### TASK REQUIREMENTS
Go through the entries below and print each one exactly, leaving out pictures.

### INPUT MATERIAL
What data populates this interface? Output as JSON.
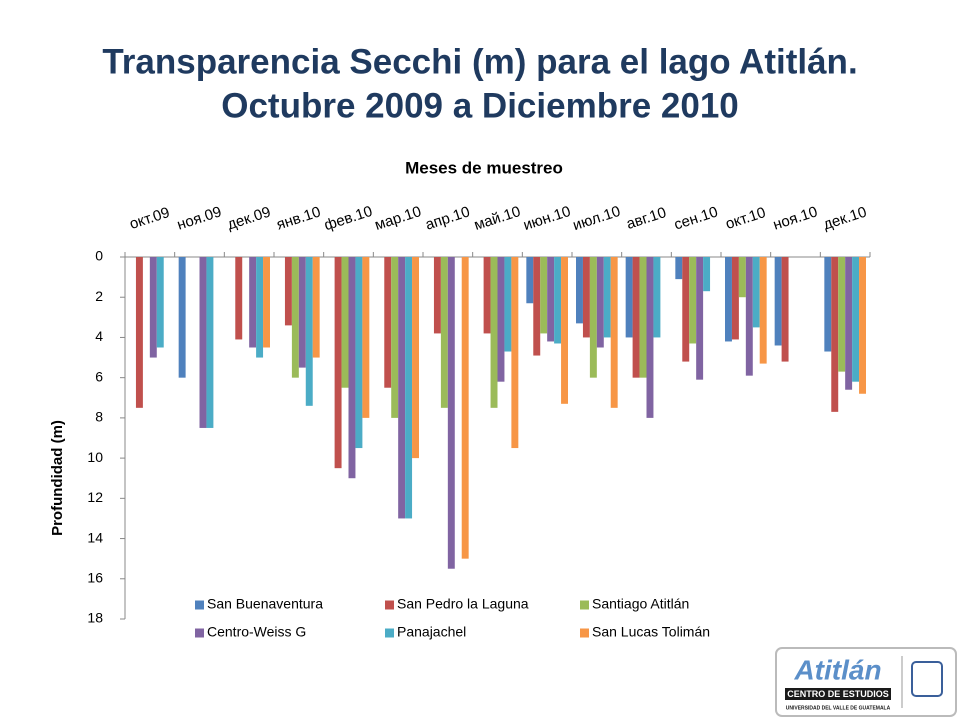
{
  "header": {
    "title_lines": [
      "Transparencia Secchi (m) para el lago Atitlán.",
      "Octubre 2009 a Diciembre 2010"
    ]
  },
  "chart_data": {
    "type": "bar",
    "x_label": "Meses de muestreo",
    "y_label": "Profundidad (m)",
    "categories": [
      "окт.09",
      "ноя.09",
      "дек.09",
      "янв.10",
      "фев.10",
      "мар.10",
      "апр.10",
      "май.10",
      "июн.10",
      "июл.10",
      "авг.10",
      "сен.10",
      "окт.10",
      "ноя.10",
      "дек.10"
    ],
    "series": [
      {
        "name": "San Buenaventura",
        "color": "#4f81bd",
        "values": [
          null,
          6.0,
          null,
          null,
          null,
          null,
          null,
          null,
          2.3,
          3.3,
          4.0,
          1.1,
          4.2,
          4.4,
          4.7
        ]
      },
      {
        "name": "San Pedro la Laguna",
        "color": "#c0504d",
        "values": [
          7.5,
          null,
          4.1,
          3.4,
          10.5,
          6.5,
          3.8,
          3.8,
          4.9,
          4.0,
          6.0,
          5.2,
          4.1,
          5.2,
          7.7
        ]
      },
      {
        "name": "Santiago Atitlán",
        "color": "#9bbb59",
        "values": [
          null,
          null,
          null,
          6.0,
          6.5,
          8.0,
          7.5,
          7.5,
          3.8,
          6.0,
          6.0,
          4.3,
          2.0,
          null,
          5.7
        ]
      },
      {
        "name": "Centro-Weiss G",
        "color": "#8064a2",
        "values": [
          5.0,
          8.5,
          4.5,
          5.5,
          11.0,
          13.0,
          15.5,
          6.2,
          4.2,
          4.5,
          8.0,
          6.1,
          5.9,
          null,
          6.6
        ]
      },
      {
        "name": "Panajachel",
        "color": "#4bacc6",
        "values": [
          4.5,
          8.5,
          5.0,
          7.4,
          9.5,
          13.0,
          null,
          4.7,
          4.3,
          4.0,
          4.0,
          1.7,
          3.5,
          null,
          6.2
        ]
      },
      {
        "name": "San Lucas Tolimán",
        "color": "#f79646",
        "values": [
          null,
          null,
          4.5,
          5.0,
          8.0,
          10.0,
          15.0,
          9.5,
          7.3,
          7.5,
          null,
          null,
          5.3,
          null,
          6.8
        ]
      }
    ],
    "ylim": [
      0,
      18
    ],
    "yticks": [
      0,
      2,
      4,
      6,
      8,
      10,
      12,
      14,
      16,
      18
    ],
    "y_inverted": true,
    "grid": false,
    "legend": "bottom"
  },
  "logo": {
    "name": "Atitlán",
    "subtitle": "CENTRO DE ESTUDIOS",
    "university": "UNIVERSIDAD DEL VALLE DE GUATEMALA"
  }
}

### RESULT FOR THIS TASK
What data populates this interface? Output as JSON.
{
  "header": {
    "title_lines": [
      "Transparencia Secchi (m) para el lago Atitlán.",
      "Octubre 2009 a Diciembre 2010"
    ]
  },
  "chart_data": {
    "type": "bar",
    "x_label": "Meses de muestreo",
    "y_label": "Profundidad (m)",
    "categories": [
      "окт.09",
      "ноя.09",
      "дек.09",
      "янв.10",
      "фев.10",
      "мар.10",
      "апр.10",
      "май.10",
      "июн.10",
      "июл.10",
      "авг.10",
      "сен.10",
      "окт.10",
      "ноя.10",
      "дек.10"
    ],
    "series": [
      {
        "name": "San Buenaventura",
        "color": "#4f81bd",
        "values": [
          null,
          6.0,
          null,
          null,
          null,
          null,
          null,
          null,
          2.3,
          3.3,
          4.0,
          1.1,
          4.2,
          4.4,
          4.7
        ]
      },
      {
        "name": "San Pedro la Laguna",
        "color": "#c0504d",
        "values": [
          7.5,
          null,
          4.1,
          3.4,
          10.5,
          6.5,
          3.8,
          3.8,
          4.9,
          4.0,
          6.0,
          5.2,
          4.1,
          5.2,
          7.7
        ]
      },
      {
        "name": "Santiago Atitlán",
        "color": "#9bbb59",
        "values": [
          null,
          null,
          null,
          6.0,
          6.5,
          8.0,
          7.5,
          7.5,
          3.8,
          6.0,
          6.0,
          4.3,
          2.0,
          null,
          5.7
        ]
      },
      {
        "name": "Centro-Weiss G",
        "color": "#8064a2",
        "values": [
          5.0,
          8.5,
          4.5,
          5.5,
          11.0,
          13.0,
          15.5,
          6.2,
          4.2,
          4.5,
          8.0,
          6.1,
          5.9,
          null,
          6.6
        ]
      },
      {
        "name": "Panajachel",
        "color": "#4bacc6",
        "values": [
          4.5,
          8.5,
          5.0,
          7.4,
          9.5,
          13.0,
          null,
          4.7,
          4.3,
          4.0,
          4.0,
          1.7,
          3.5,
          null,
          6.2
        ]
      },
      {
        "name": "San Lucas Tolimán",
        "color": "#f79646",
        "values": [
          null,
          null,
          4.5,
          5.0,
          8.0,
          10.0,
          15.0,
          9.5,
          7.3,
          7.5,
          null,
          null,
          5.3,
          null,
          6.8
        ]
      }
    ],
    "ylim": [
      0,
      18
    ],
    "yticks": [
      0,
      2,
      4,
      6,
      8,
      10,
      12,
      14,
      16,
      18
    ],
    "y_inverted": true,
    "grid": false,
    "legend": "bottom"
  },
  "logo": {
    "name": "Atitlán",
    "subtitle": "CENTRO DE ESTUDIOS",
    "university": "UNIVERSIDAD DEL VALLE DE GUATEMALA"
  }
}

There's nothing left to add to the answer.